Dataset listings of figures
════════════════
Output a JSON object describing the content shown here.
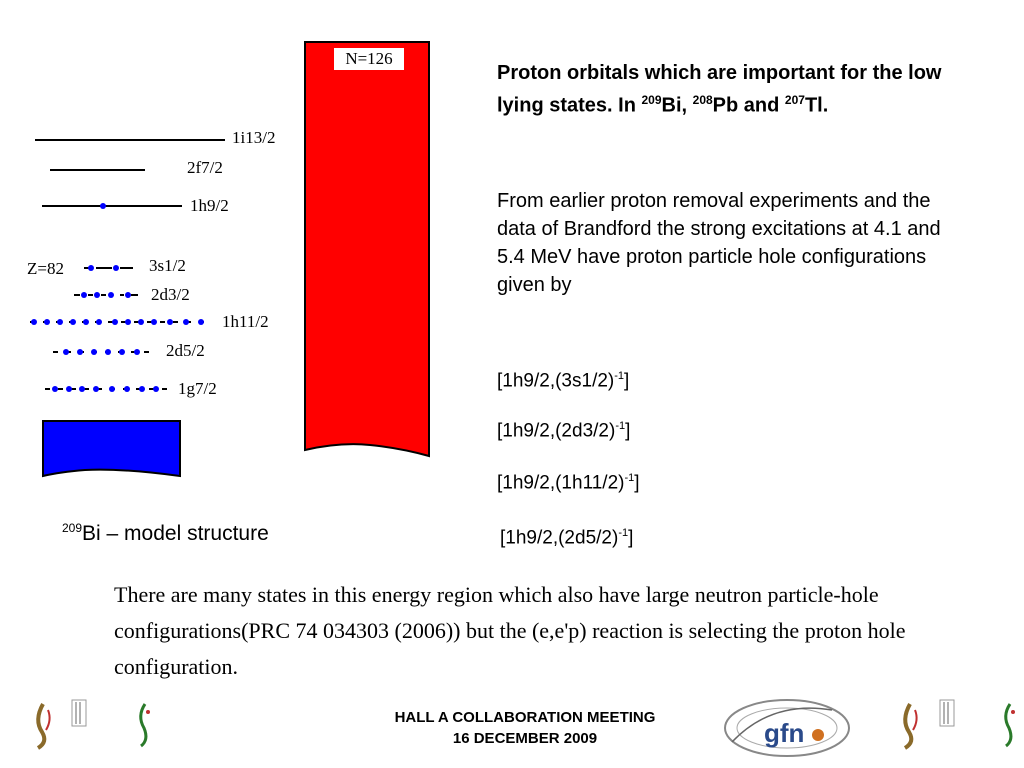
{
  "neutron_label": "N=126",
  "colors": {
    "neutron": "#ff0000",
    "proton": "#0000ff",
    "line": "#000000"
  },
  "levels": {
    "z_label": "Z=82",
    "items": [
      {
        "label": "1i13/2"
      },
      {
        "label": "2f7/2"
      },
      {
        "label": "1h9/2"
      },
      {
        "label": "3s1/2"
      },
      {
        "label": "2d3/2"
      },
      {
        "label": "1h11/2"
      },
      {
        "label": "2d5/2"
      },
      {
        "label": "1g7/2"
      }
    ]
  },
  "caption": {
    "sup": "209",
    "text": "Bi – model structure"
  },
  "heading": {
    "text1": "Proton orbitals which are important for the low lying states. In ",
    "sup1": "209",
    "text2": "Bi, ",
    "sup2": "208",
    "text3": "Pb and ",
    "sup3": "207",
    "text4": "Tl."
  },
  "paragraph": "From earlier proton removal experiments and the data of Brandford the strong excitations at 4.1 and 5.4 MeV have proton particle hole configurations given by",
  "configs": [
    {
      "text": "[1h9/2,(3s1/2)",
      "sup": "-1",
      "close": "]"
    },
    {
      "text": "[1h9/2,(2d3/2)",
      "sup": "-1",
      "close": "]"
    },
    {
      "text": "[1h9/2,(1h11/2)",
      "sup": "-1",
      "close": "]"
    },
    {
      "text": "[1h9/2,(2d5/2)",
      "sup": "-1",
      "close": "]"
    }
  ],
  "bottom_text": "There are many  states in this energy region which also have large neutron particle-hole configurations(PRC 74 034303 (2006))  but the (e,e'p) reaction is selecting the proton hole configuration.",
  "footer": {
    "line1": "HALL A COLLABORATION MEETING",
    "line2": "16 DECEMBER 2009"
  },
  "logos": {
    "gfn": "gfn"
  }
}
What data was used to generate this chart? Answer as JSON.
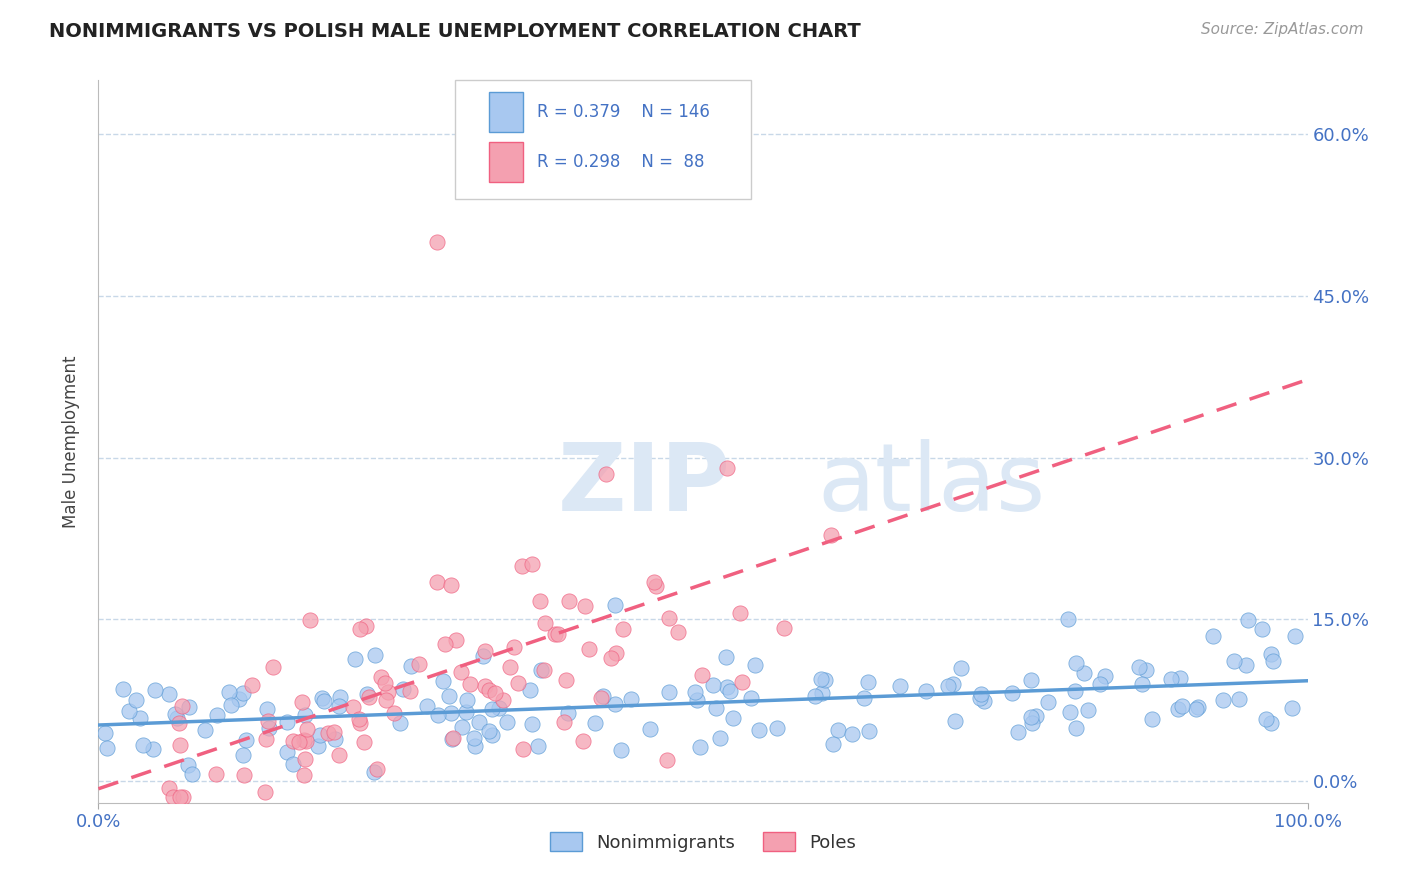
{
  "title": "NONIMMIGRANTS VS POLISH MALE UNEMPLOYMENT CORRELATION CHART",
  "source_text": "Source: ZipAtlas.com",
  "ylabel": "Male Unemployment",
  "xmin": 0.0,
  "xmax": 1.0,
  "ymin": -0.02,
  "ymax": 0.65,
  "yticks": [
    0.0,
    0.15,
    0.3,
    0.45,
    0.6
  ],
  "ytick_labels": [
    "0.0%",
    "15.0%",
    "30.0%",
    "45.0%",
    "60.0%"
  ],
  "xtick_labels": [
    "0.0%",
    "100.0%"
  ],
  "legend_r1": "0.379",
  "legend_n1": "146",
  "legend_r2": "0.298",
  "legend_n2": " 88",
  "color_nonimm": "#a8c8f0",
  "color_poles": "#f4a0b0",
  "color_nonimm_line": "#5b9bd5",
  "color_poles_line": "#f06080",
  "color_blue_text": "#4472c4",
  "watermark_color": "#dce8f5",
  "background_color": "#ffffff",
  "grid_color": "#c8d8e8",
  "R1": 0.379,
  "N1": 146,
  "R2": 0.298,
  "N2": 88,
  "seed": 42
}
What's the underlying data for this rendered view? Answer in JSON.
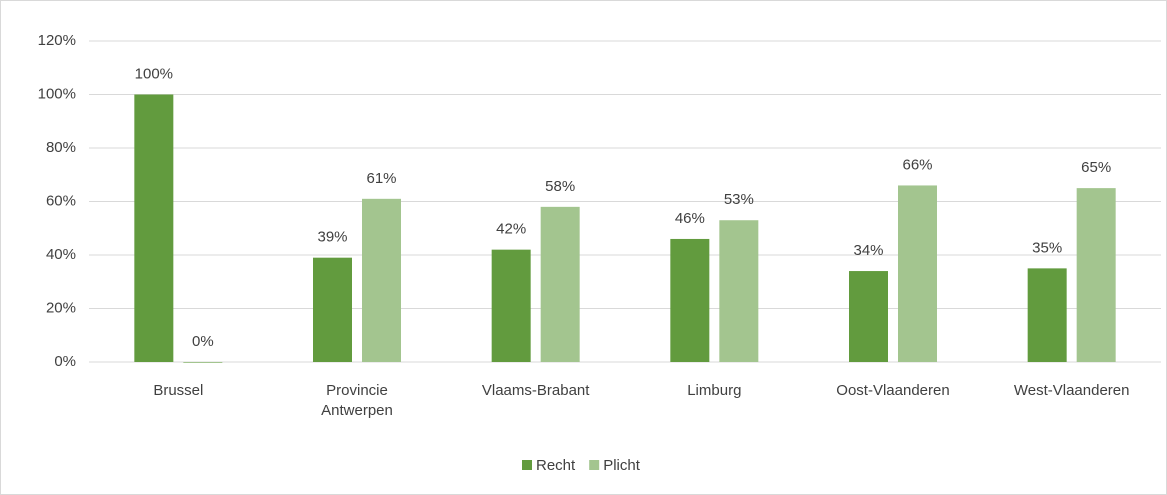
{
  "chart_data": {
    "type": "bar",
    "categories": [
      "Brussel",
      "Provincie Antwerpen",
      "Vlaams-Brabant",
      "Limburg",
      "Oost-Vlaanderen",
      "West-Vlaanderen"
    ],
    "series": [
      {
        "name": "Recht",
        "color": "#629b3e",
        "values": [
          100,
          39,
          42,
          46,
          34,
          35
        ],
        "value_labels": [
          "100%",
          "39%",
          "42%",
          "46%",
          "34%",
          "35%"
        ]
      },
      {
        "name": "Plicht",
        "color": "#a3c58f",
        "values": [
          0,
          61,
          58,
          53,
          66,
          65
        ],
        "value_labels": [
          "0%",
          "61%",
          "58%",
          "53%",
          "66%",
          "65%"
        ]
      }
    ],
    "ylim": [
      0,
      120
    ],
    "yticks": [
      {
        "value": 0,
        "label": "0%"
      },
      {
        "value": 20,
        "label": "20%"
      },
      {
        "value": 40,
        "label": "40%"
      },
      {
        "value": 60,
        "label": "60%"
      },
      {
        "value": 80,
        "label": "80%"
      },
      {
        "value": 100,
        "label": "100%"
      },
      {
        "value": 120,
        "label": "120%"
      }
    ],
    "grid": true,
    "legend": "bottom"
  }
}
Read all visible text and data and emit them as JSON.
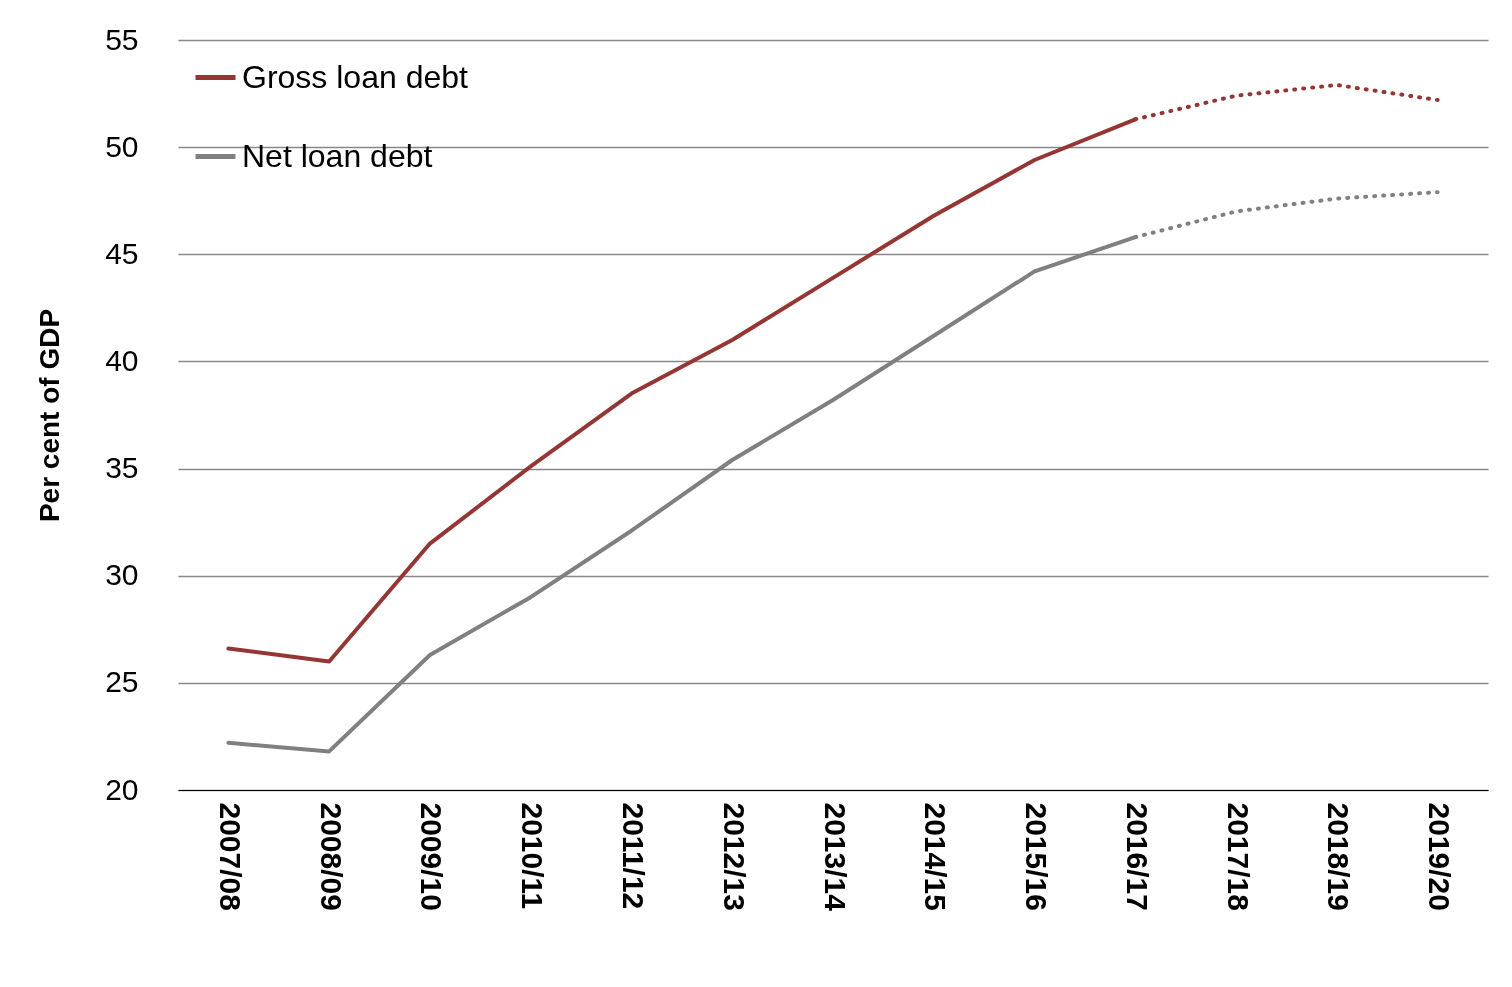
{
  "chart_data": {
    "type": "line",
    "ylabel": "Per cent of GDP",
    "categories": [
      "2007/08",
      "2008/09",
      "2009/10",
      "2010/11",
      "2011/12",
      "2012/13",
      "2013/14",
      "2014/15",
      "2015/16",
      "2016/17",
      "2017/18",
      "2018/19",
      "2019/20"
    ],
    "series": [
      {
        "name": "Gross loan debt",
        "color": "#943634",
        "line_style": "solid",
        "values": [
          26.6,
          26.0,
          31.5,
          35.1,
          38.5,
          41.0,
          43.9,
          46.8,
          49.4,
          51.3,
          null,
          null,
          null
        ]
      },
      {
        "name": "Net loan debt",
        "color": "#808080",
        "line_style": "solid",
        "values": [
          22.2,
          21.8,
          26.3,
          29.0,
          32.1,
          35.4,
          38.2,
          41.2,
          44.2,
          45.8,
          null,
          null,
          null
        ]
      },
      {
        "color": "#943634",
        "line_style": "dotted",
        "values": [
          null,
          null,
          null,
          null,
          null,
          null,
          null,
          null,
          null,
          51.3,
          52.4,
          52.9,
          52.2
        ]
      },
      {
        "color": "#808080",
        "line_style": "dotted",
        "values": [
          null,
          null,
          null,
          null,
          null,
          null,
          null,
          null,
          null,
          45.8,
          47.0,
          47.6,
          47.9
        ]
      }
    ],
    "ylim": [
      20,
      55
    ],
    "yticks": [
      20,
      25,
      30,
      35,
      40,
      45,
      50,
      55
    ],
    "grid": "y",
    "legend": "top left"
  }
}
════════════════
What needs to be done: The records above need to be given again exactly. Omit the pictures.

Result for this exercise:
Output a JSON object describing the content shown here.
{
  "neutron_label": "N=126",
  "colors": {
    "neutron": "#ff0000",
    "proton": "#0000ff",
    "line": "#000000"
  },
  "levels": {
    "z_label": "Z=82",
    "items": [
      {
        "label": "1i13/2"
      },
      {
        "label": "2f7/2"
      },
      {
        "label": "1h9/2"
      },
      {
        "label": "3s1/2"
      },
      {
        "label": "2d3/2"
      },
      {
        "label": "1h11/2"
      },
      {
        "label": "2d5/2"
      },
      {
        "label": "1g7/2"
      }
    ]
  },
  "caption": {
    "sup": "209",
    "text": "Bi – model structure"
  },
  "heading": {
    "text1": "Proton orbitals which are important for the low lying states. In ",
    "sup1": "209",
    "text2": "Bi, ",
    "sup2": "208",
    "text3": "Pb and ",
    "sup3": "207",
    "text4": "Tl."
  },
  "paragraph": "From earlier proton removal experiments and the data of Brandford the strong excitations at 4.1 and 5.4 MeV have proton particle hole configurations given by",
  "configs": [
    {
      "text": "[1h9/2,(3s1/2)",
      "sup": "-1",
      "close": "]"
    },
    {
      "text": "[1h9/2,(2d3/2)",
      "sup": "-1",
      "close": "]"
    },
    {
      "text": "[1h9/2,(1h11/2)",
      "sup": "-1",
      "close": "]"
    },
    {
      "text": "[1h9/2,(2d5/2)",
      "sup": "-1",
      "close": "]"
    }
  ],
  "bottom_text": "There are many  states in this energy region which also have large neutron particle-hole configurations(PRC 74 034303 (2006))  but the (e,e'p) reaction is selecting the proton hole configuration.",
  "footer": {
    "line1": "HALL A COLLABORATION MEETING",
    "line2": "16 DECEMBER 2009"
  },
  "logos": {
    "gfn": "gfn"
  }
}
What data was used to generate this chart? Answer as JSON.
{
  "title": "NONIMMIGRANTS VS POLISH MALE UNEMPLOYMENT CORRELATION CHART",
  "source_text": "Source: ZipAtlas.com",
  "ylabel": "Male Unemployment",
  "xmin": 0.0,
  "xmax": 1.0,
  "ymin": -0.02,
  "ymax": 0.65,
  "yticks": [
    0.0,
    0.15,
    0.3,
    0.45,
    0.6
  ],
  "ytick_labels": [
    "0.0%",
    "15.0%",
    "30.0%",
    "45.0%",
    "60.0%"
  ],
  "xtick_labels": [
    "0.0%",
    "100.0%"
  ],
  "legend_r1": "0.379",
  "legend_n1": "146",
  "legend_r2": "0.298",
  "legend_n2": " 88",
  "color_nonimm": "#a8c8f0",
  "color_poles": "#f4a0b0",
  "color_nonimm_line": "#5b9bd5",
  "color_poles_line": "#f06080",
  "color_blue_text": "#4472c4",
  "watermark_color": "#dce8f5",
  "background_color": "#ffffff",
  "grid_color": "#c8d8e8",
  "R1": 0.379,
  "N1": 146,
  "R2": 0.298,
  "N2": 88,
  "seed": 42
}
What's the underlying data for this rendered view? Answer in JSON.
{
  "chart_data": {
    "type": "bar",
    "categories": [
      "Brussel",
      "Provincie Antwerpen",
      "Vlaams-Brabant",
      "Limburg",
      "Oost-Vlaanderen",
      "West-Vlaanderen"
    ],
    "series": [
      {
        "name": "Recht",
        "color": "#629b3e",
        "values": [
          100,
          39,
          42,
          46,
          34,
          35
        ],
        "value_labels": [
          "100%",
          "39%",
          "42%",
          "46%",
          "34%",
          "35%"
        ]
      },
      {
        "name": "Plicht",
        "color": "#a3c58f",
        "values": [
          0,
          61,
          58,
          53,
          66,
          65
        ],
        "value_labels": [
          "0%",
          "61%",
          "58%",
          "53%",
          "66%",
          "65%"
        ]
      }
    ],
    "ylim": [
      0,
      120
    ],
    "yticks": [
      {
        "value": 0,
        "label": "0%"
      },
      {
        "value": 20,
        "label": "20%"
      },
      {
        "value": 40,
        "label": "40%"
      },
      {
        "value": 60,
        "label": "60%"
      },
      {
        "value": 80,
        "label": "80%"
      },
      {
        "value": 100,
        "label": "100%"
      },
      {
        "value": 120,
        "label": "120%"
      }
    ],
    "grid": true,
    "legend": "bottom"
  }
}
Read all visible text and data and emit them as JSON.
{
  "chart_data": {
    "type": "line",
    "ylabel": "Per cent of GDP",
    "categories": [
      "2007/08",
      "2008/09",
      "2009/10",
      "2010/11",
      "2011/12",
      "2012/13",
      "2013/14",
      "2014/15",
      "2015/16",
      "2016/17",
      "2017/18",
      "2018/19",
      "2019/20"
    ],
    "series": [
      {
        "name": "Gross loan debt",
        "color": "#943634",
        "line_style": "solid",
        "values": [
          26.6,
          26.0,
          31.5,
          35.1,
          38.5,
          41.0,
          43.9,
          46.8,
          49.4,
          51.3,
          null,
          null,
          null
        ]
      },
      {
        "name": "Net loan debt",
        "color": "#808080",
        "line_style": "solid",
        "values": [
          22.2,
          21.8,
          26.3,
          29.0,
          32.1,
          35.4,
          38.2,
          41.2,
          44.2,
          45.8,
          null,
          null,
          null
        ]
      },
      {
        "color": "#943634",
        "line_style": "dotted",
        "values": [
          null,
          null,
          null,
          null,
          null,
          null,
          null,
          null,
          null,
          51.3,
          52.4,
          52.9,
          52.2
        ]
      },
      {
        "color": "#808080",
        "line_style": "dotted",
        "values": [
          null,
          null,
          null,
          null,
          null,
          null,
          null,
          null,
          null,
          45.8,
          47.0,
          47.6,
          47.9
        ]
      }
    ],
    "ylim": [
      20,
      55
    ],
    "yticks": [
      20,
      25,
      30,
      35,
      40,
      45,
      50,
      55
    ],
    "grid": "y",
    "legend": "top left"
  }
}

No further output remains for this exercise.